Written request
What is the number of lines in the data holding the word "Kennzeichnung"? Give that number by itself.

━━━━━ Data listing ━━━━━

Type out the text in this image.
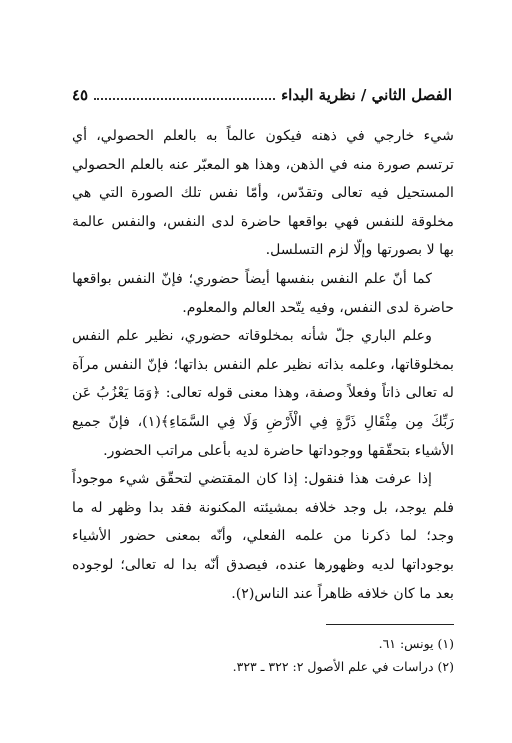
الفصل الثاني / نظرية البداء
٤٥

شيء خارجي في ذهنه فيكون عالماً به بالعلم الحصولي، أي ترتسم صورة منه في الذهن، وهذا هو المعبّر عنه بالعلم الحصولي المستحيل فيه تعالى وتقدّس، وأمّا نفس تلك الصورة التي هي مخلوقة للنفس فهي بواقعها حاضرة لدى النفس، والنفس عالمة بها لا بصورتها وإلّا لزم التسلسل.

كما أنّ علم النفس بنفسها أيضاً حضوري؛ فإنّ النفس بواقعها حاضرة لدى النفس، وفيه يتّحد العالم والمعلوم.

وعلم الباري جلّ شأنه بمخلوقاته حضوري، نظير علم النفس بمخلوقاتها، وعلمه بذاته نظير علم النفس بذاتها؛ فإنّ النفس مرآة له تعالى ذاتاً وفعلاً وصفة، وهذا معنى قوله تعالى: ﴿وَمَا يَعْزُبُ عَن رَبِّكَ مِن مِثْقَالِ ذَرَّةٍ فِي الْأَرْضِ وَلَا فِي السَّمَاءِ﴾(١)، فإنّ جميع الأشياء بتحقّقها ووجوداتها حاضرة لديه بأعلى مراتب الحضور.

إذا عرفت هذا فنقول: إذا كان المقتضي لتحقّق شيء موجوداً فلم يوجد، بل وجد خلافه بمشيئته المكنونة فقد بدا وظهر له ما وجد؛ لما ذكرنا من علمه الفعلي، وأنّه بمعنى حضور الأشياء بوجوداتها لديه وظهورها عنده، فيصدق أنّه بدا له تعالى؛ لوجوده بعد ما كان خلافه ظاهراً عند الناس(٢).

(١) يونس: ٦١.
(٢) دراسات في علم الأصول ٢: ٣٢٢ ـ ٣٢٣.
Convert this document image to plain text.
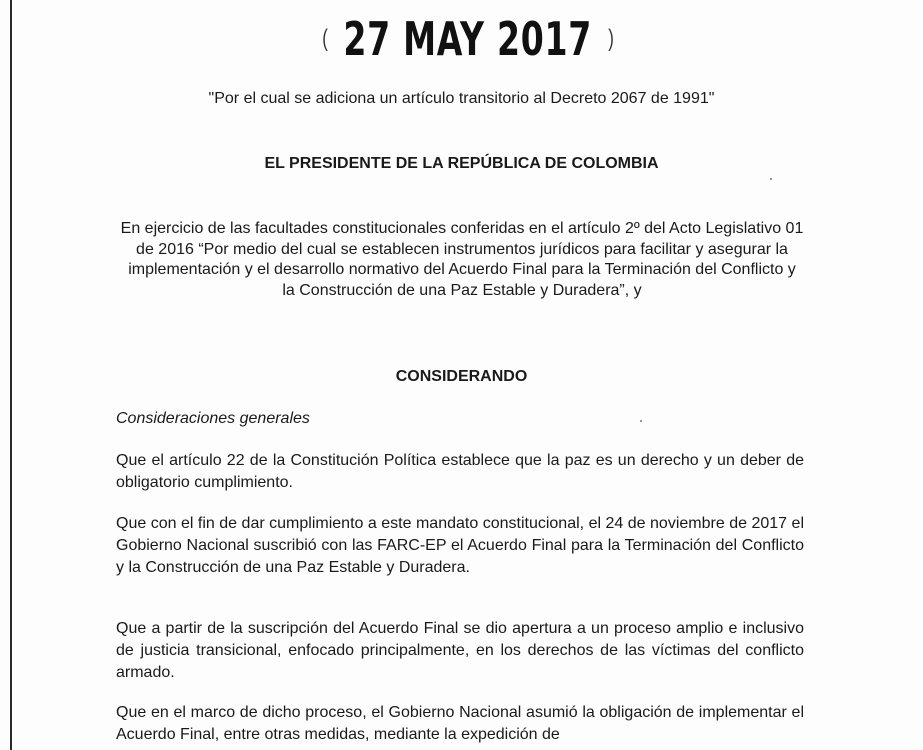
( 27 MAY 2017 )
"Por el cual se adiciona un artículo transitorio al Decreto 2067 de 1991"
EL PRESIDENTE DE LA REPÚBLICA DE COLOMBIA
En ejercicio de las facultades constitucionales conferidas en el artículo 2º del Acto Legislativo 01 de 2016 “Por medio del cual se establecen instrumentos jurídicos para facilitar y asegurar la implementación y el desarrollo normativo del Acuerdo Final para la Terminación del Conflicto y la Construcción de una Paz Estable y Duradera”, y
CONSIDERANDO
Consideraciones generales
Que el artículo 22 de la Constitución Política establece que la paz es un derecho y un deber de obligatorio cumplimiento.
Que con el fin de dar cumplimiento a este mandato constitucional, el 24 de noviembre de 2017 el Gobierno Nacional suscribió con las FARC-EP el Acuerdo Final para la Terminación del Conflicto y la Construcción de una Paz Estable y Duradera.
Que a partir de la suscripción del Acuerdo Final se dio apertura a un proceso amplio e inclusivo de justicia transicional, enfocado principalmente, en los derechos de las víctimas del conflicto armado.
Que en el marco de dicho proceso, el Gobierno Nacional asumió la obligación de implementar el Acuerdo Final, entre otras medidas, mediante la expedición de
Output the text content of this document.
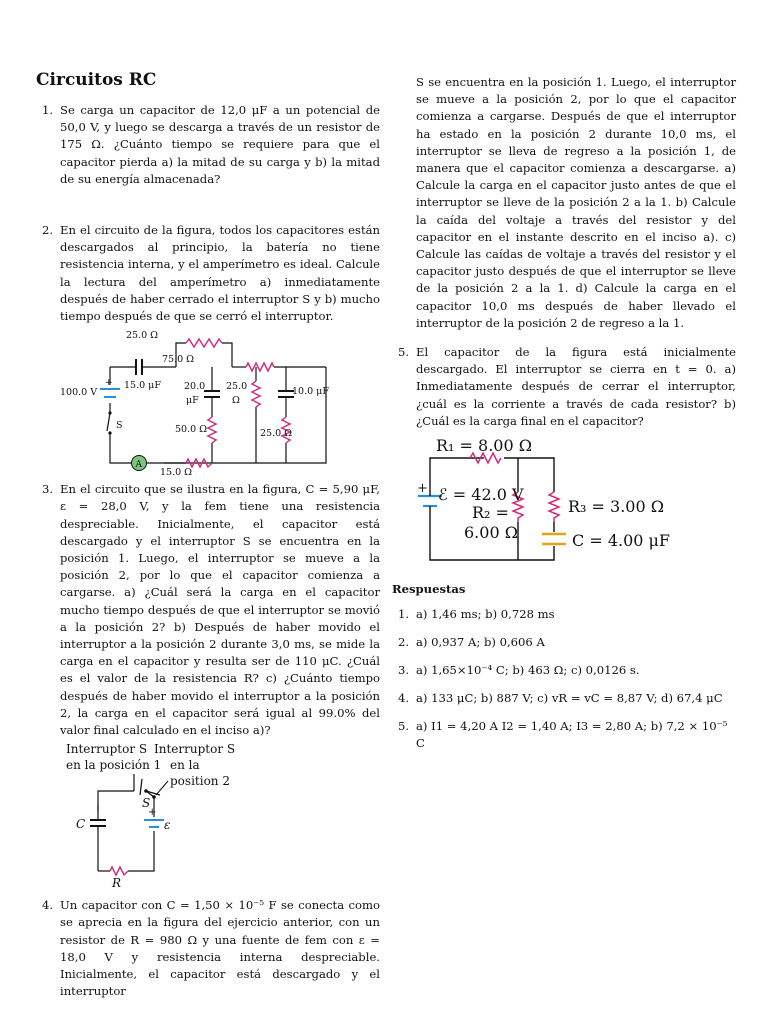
Circuitos RC

1. Se carga un capacitor de 12,0 μF a un potencial de 50,0 V, y luego se descarga a través de un resistor de 175 Ω. ¿Cuánto tiempo se requiere para que el capacitor pierda a) la mitad de su carga y b) la mitad de su energía almacenada?

2. En el circuito de la figura, todos los capacitores están descargados al principio, la batería no tiene resistencia interna, y el amperímetro es ideal. Calcule la lectura del amperímetro a) inmediatamente después de haber cerrado el interruptor S y b) mucho tiempo después de que se cerró el interruptor.

A
25.0 Ω
15.0 μF
75.0 Ω
20.0
μF
25.0
Ω
10.0 μF
100.0 V
S	50.0 Ω	25.0 Ω
15.0 Ω
+

3. En el circuito que se ilustra en la figura, C = 5,90 μF, ε = 28,0 V, y la fem tiene una resistencia despreciable. Inicialmente, el capacitor está descargado y el interruptor S se encuentra en la posición 1. Luego, el interruptor se mueve a la posición 2, por lo que el capacitor comienza a cargarse. a) ¿Cuál será la carga en el capacitor mucho tiempo después de que el interruptor se movió a la posición 2? b) Después de haber movido el interruptor a la posición 2 durante 3,0 ms, se mide la carga en el capacitor y resulta ser de 110 μC. ¿Cuál es el valor de la resistencia R? c) ¿Cuánto tiempo después de haber movido el interruptor a la posición 2, la carga en el capacitor será igual al 99.0% del valor final calculado en el inciso a)?

Interruptor S
en la posición 1
Interruptor S
en la
position 2
+
C
S
ε
R

4. Un capacitor con C = 1,50 × 10⁻⁵ F se conecta como se aprecia en la figura del ejercicio anterior, con un resistor de R = 980 Ω y una fuente de fem con ε = 18,0 V y resistencia interna despreciable. Inicialmente, el capacitor está descargado y el interruptor

S se encuentra en la posición 1. Luego, el interruptor se mueve a la posición 2, por lo que el capacitor comienza a cargarse. Después de que el interruptor ha estado en la posición 2 durante 10,0 ms, el interruptor se lleva de regreso a la posición 1, de manera que el capacitor comienza a descargarse. a) Calcule la carga en el capacitor justo antes de que el interruptor se lleve de la posición 2 a la 1. b) Calcule la caída del voltaje a través del resistor y del capacitor en el instante descrito en el inciso a). c) Calcule las caídas de voltaje a través del resistor y el capacitor justo después de que el interruptor se lleve de la posición 2 a la 1. d) Calcule la carga en el capacitor 10,0 ms después de haber llevado el interruptor de la posición 2 de regreso a la 1.

5. El capacitor de la figura está inicialmente descargado. El interruptor se cierra en t = 0. a) Inmediatamente después de cerrar el interruptor, ¿cuál es la corriente a través de cada resistor? b) ¿Cuál es la carga final en el capacitor?

+
R₁ = 8.00 Ω
ℰ = 42.0 V
R₂ =
6.00 Ω
R₃ = 3.00 Ω
C = 4.00 μF

Respuestas

1. a) 1,46 ms; b) 0,728 ms

2. a) 0,937 A; b) 0,606 A

3. a) 1,65×10⁻⁴ C; b) 463 Ω; c) 0,0126 s.

4. a) 133 μC; b) 887 V; c) vR = vC = 8,87 V; d) 67,4 μC

5. a) I1 = 4,20 A I2 = 1,40 A; I3 = 2,80 A; b) 7,2 × 10⁻⁵ C
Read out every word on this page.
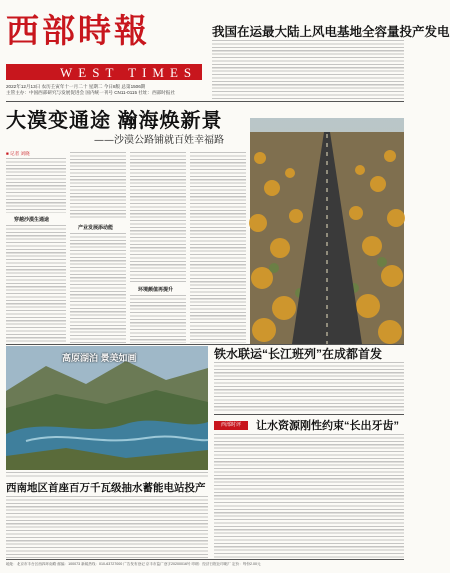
西部時報
WEST TIMES
2022年12月13日 农历壬寅年十一月二十 星期二 今日8版 总第1506期
主管主办：中国西部研究与发展促进会 国内统一刊号 CN11-0115 社址：西部时报社
我国在运最大陆上风电基地全容量投产发电
大漠变通途 瀚海焕新景
——沙漠公路铺就百姓幸福路
■ 记者 刘晓
穿越沙漠生通途
产业发展添动能
环境颜值再提升
高原湖泊 景美如画	铁水联运“长江班列”在成都首发
西部时评	让水资源刚性约束“长出牙齿”
西南地区首座百万千瓦级抽水蓄能电站投产
地址：北京市丰台区西四环南路 邮编：100073 新闻热线：010-63727000 广告发布登记 京丰市监广登字20200016号 印刷：经济日报社印刷厂 定价：每份2.00元
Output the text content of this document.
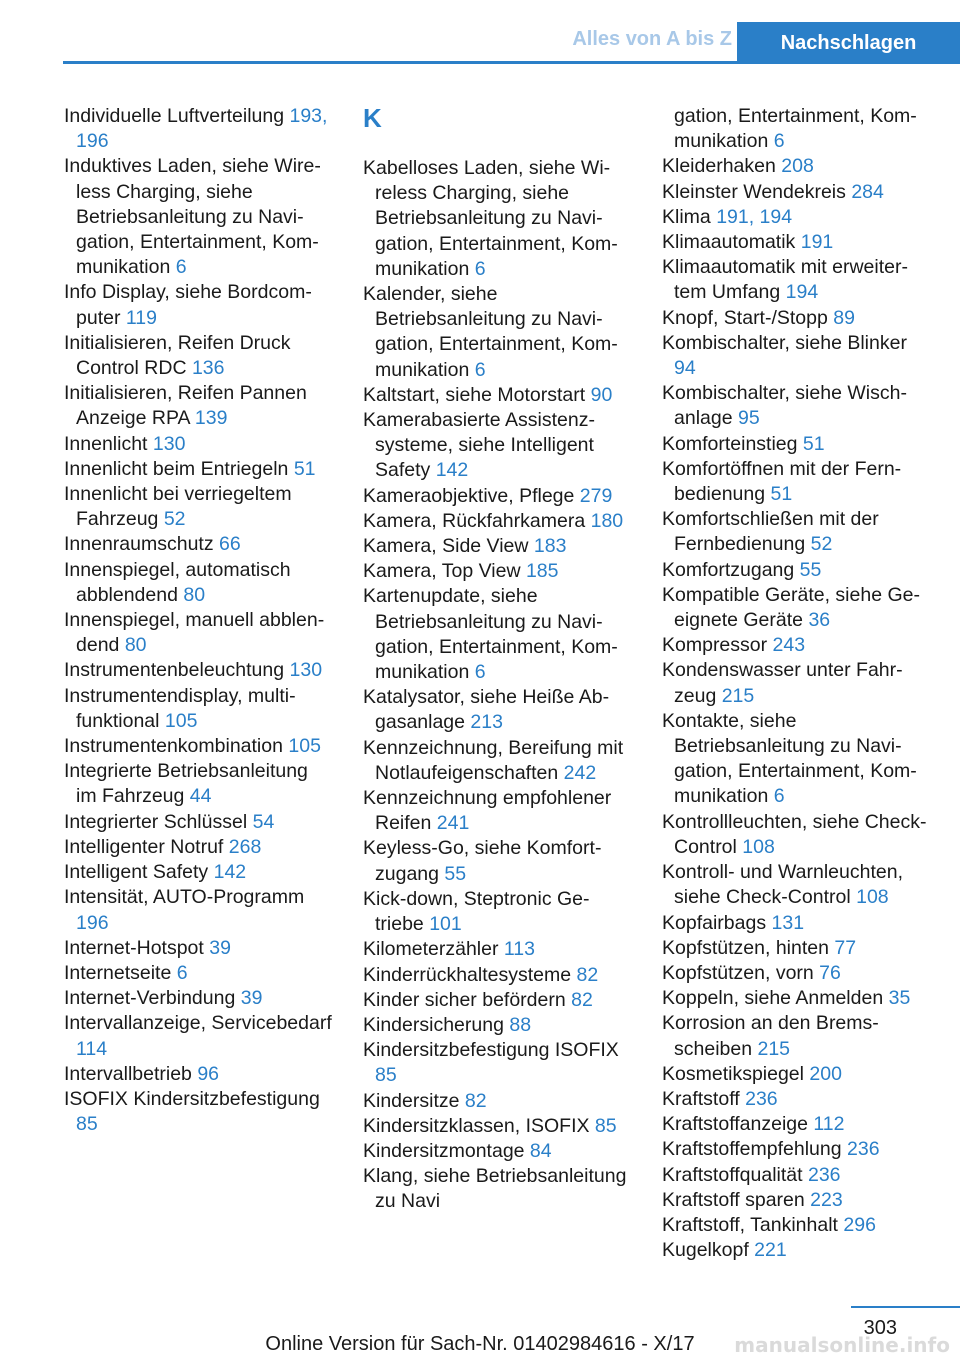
Alles von A bis Z Nachschlagen

Individuelle Luftverteilung 193, 196

Induktives Laden, siehe Wireless Charging, siehe Betriebsanleitung zu Navigation, Entertainment, Kommunikation 6

Info Display, siehe Bordcomputer 119

Initialisieren, Reifen Druck Control RDC 136

Initialisieren, Reifen Pannen Anzeige RPA 139

Innenlicht 130

Innenlicht beim Entriegeln 51

Innenlicht bei verriegeltem Fahrzeug 52

Innenraumschutz 66

Innenspiegel, automatisch abblendend 80

Innenspiegel, manuell abblendend 80

Instrumentenbeleuchtung 130

Instrumentendisplay, multifunktional 105

Instrumentenkombination 105

Integrierte Betriebsanleitung im Fahrzeug 44

Integrierter Schlüssel 54

Intelligenter Notruf 268

Intelligent Safety 142

Intensität, AUTO-Programm 196

Internet-Hotspot 39

Internetseite 6

Internet-Verbindung 39

Intervallanzeige, Servicebedarf 114

Intervallbetrieb 96

ISOFIX Kindersitzbefestigung 85

K

Kabelloses Laden, siehe Wireless Charging, siehe Betriebsanleitung zu Navigation, Entertainment, Kommunikation 6

Kalender, siehe Betriebsanleitung zu Navigation, Entertainment, Kommunikation 6

Kaltstart, siehe Motorstart 90

Kamerabasierte Assistenzsysteme, siehe Intelligent Safety 142

Kameraobjektive, Pflege 279

Kamera, Rückfahrkamera 180

Kamera, Side View 183

Kamera, Top View 185

Kartenupdate, siehe Betriebsanleitung zu Navigation, Entertainment, Kommunikation 6

Katalysator, siehe Heiße Abgasanlage 213

Kennzeichnung, Bereifung mit Notlaufeigenschaften 242

Kennzeichnung empfohlener Reifen 241

Keyless-Go, siehe Komfortzugang 55

Kick-down, Steptronic Getriebe 101

Kilometerzähler 113

Kinderrückhaltesysteme 82

Kinder sicher befördern 82

Kindersicherung 88

Kindersitzbefestigung ISOFIX 85

Kindersitze 82

Kindersitzklassen, ISOFIX 85

Kindersitzmontage 84

Klang, siehe Betriebsanleitung zu Navi

gation, Entertainment, Kommunikation 6

Kleiderhaken 208

Kleinster Wendekreis 284

Klima 191, 194

Klimaautomatik 191

Klimaautomatik mit erweitertem Umfang 194

Knopf, Start-/Stopp 89

Kombischalter, siehe Blinker 94

Kombischalter, siehe Wischanlage 95

Komforteinstieg 51

Komfortöffnen mit der Fernbedienung 51

Komfortschließen mit der Fernbedienung 52

Komfortzugang 55

Kompatible Geräte, siehe Geeignete Geräte 36

Kompressor 243

Kondenswasser unter Fahrzeug 215

Kontakte, siehe Betriebsanleitung zu Navigation, Entertainment, Kommunikation 6

Kontrollleuchten, siehe Check-Control 108

Kontroll- und Warnleuchten, siehe Check-Control 108

Kopfairbags 131

Kopfstützen, hinten 77

Kopfstützen, vorn 76

Koppeln, siehe Anmelden 35

Korrosion an den Bremsscheiben 215

Kosmetikspiegel 200

Kraftstoff 236

Kraftstoffanzeige 112

Kraftstoffempfehlung 236

Kraftstoffqualität 236

Kraftstoff sparen 223

Kraftstoff, Tankinhalt 296

Kugelkopf 221

303
Online Version für Sach-Nr. 01402984616 - X/17	manualsonline.info
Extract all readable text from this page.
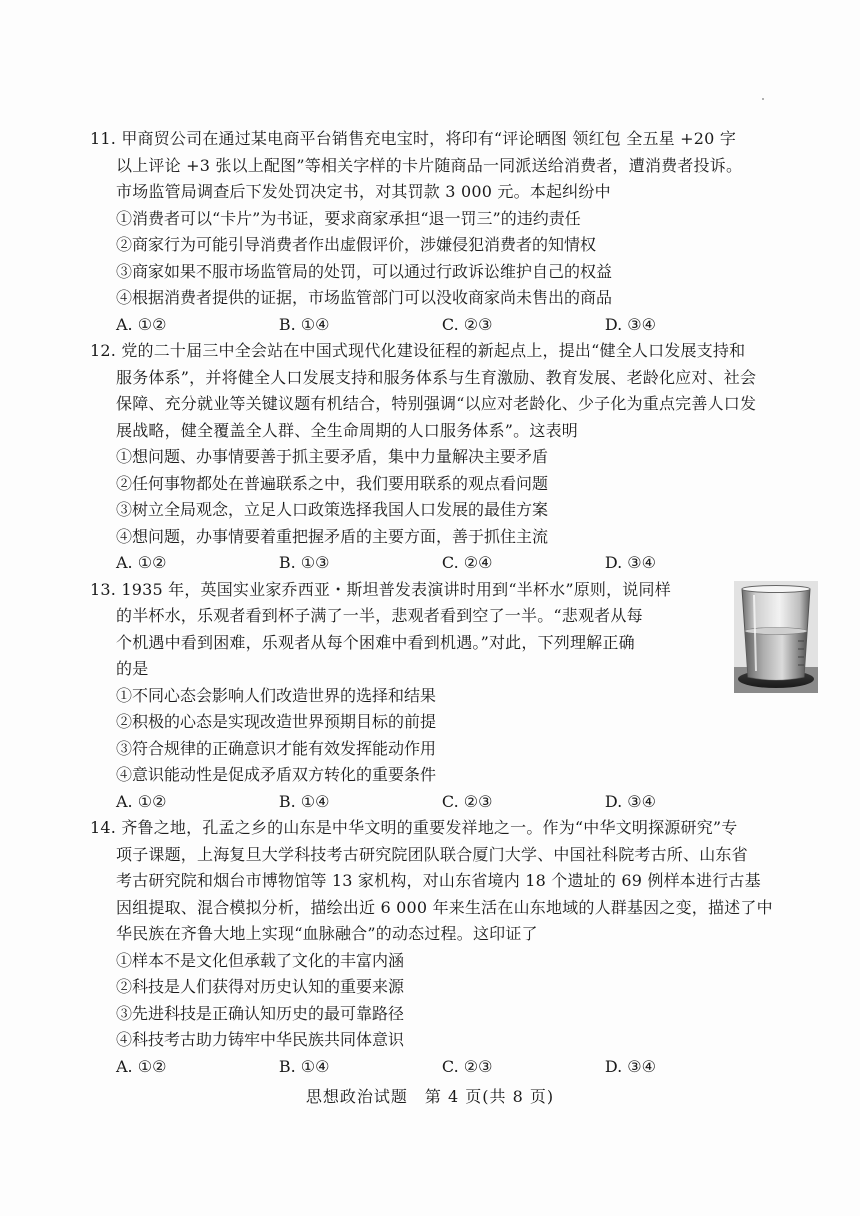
11. 甲商贸公司在通过某电商平台销售充电宝时，将印有“评论晒图 领红包 全五星 +20 字
以上评论 +3 张以上配图”等相关字样的卡片随商品一同派送给消费者，遭消费者投诉。
市场监管局调查后下发处罚决定书，对其罚款 3 000 元。本起纠纷中
①消费者可以“卡片”为书证，要求商家承担“退一罚三”的违约责任
②商家行为可能引导消费者作出虚假评价，涉嫌侵犯消费者的知情权
③商家如果不服市场监管局的处罚，可以通过行政诉讼维护自己的权益
④根据消费者提供的证据，市场监管部门可以没收商家尚未售出的商品
A. ①②	B. ①④	C. ②③	D. ③④
12. 党的二十届三中全会站在中国式现代化建设征程的新起点上，提出“健全人口发展支持和
服务体系”，并将健全人口发展支持和服务体系与生育激励、教育发展、老龄化应对、社会
保障、充分就业等关键议题有机结合，特别强调“以应对老龄化、少子化为重点完善人口发
展战略，健全覆盖全人群、全生命周期的人口服务体系”。这表明
①想问题、办事情要善于抓主要矛盾，集中力量解决主要矛盾
②任何事物都处在普遍联系之中，我们要用联系的观点看问题
③树立全局观念，立足人口政策选择我国人口发展的最佳方案
④想问题，办事情要着重把握矛盾的主要方面，善于抓住主流
A. ①②	B. ①③	C. ②④	D. ③④
13. 1935 年，英国实业家乔西亚・斯坦普发表演讲时用到“半杯水”原则，说同样
的半杯水，乐观者看到杯子满了一半，悲观者看到空了一半。“悲观者从每
个机遇中看到困难，乐观者从每个困难中看到机遇。”对此，下列理解正确
的是
①不同心态会影响人们改造世界的选择和结果
②积极的心态是实现改造世界预期目标的前提
③符合规律的正确意识才能有效发挥能动作用
④意识能动性是促成矛盾双方转化的重要条件
A. ①②	B. ①④	C. ②③	D. ③④
14. 齐鲁之地，孔孟之乡的山东是中华文明的重要发祥地之一。作为“中华文明探源研究”专
项子课题，上海复旦大学科技考古研究院团队联合厦门大学、中国社科院考古所、山东省
考古研究院和烟台市博物馆等 13 家机构，对山东省境内 18 个遗址的 69 例样本进行古基
因组提取、混合模拟分析，描绘出近 6 000 年来生活在山东地域的人群基因之变，描述了中
华民族在齐鲁大地上实现“血脉融合”的动态过程。这印证了
①样本不是文化但承载了文化的丰富内涵
②科技是人们获得对历史认知的重要来源
③先进科技是正确认知历史的最可靠路径
④科技考古助力铸牢中华民族共同体意识
A. ①②	B. ①④	C. ②③	D. ③④
思想政治试题　第 4 页(共 8 页)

━━━━━

Task result
2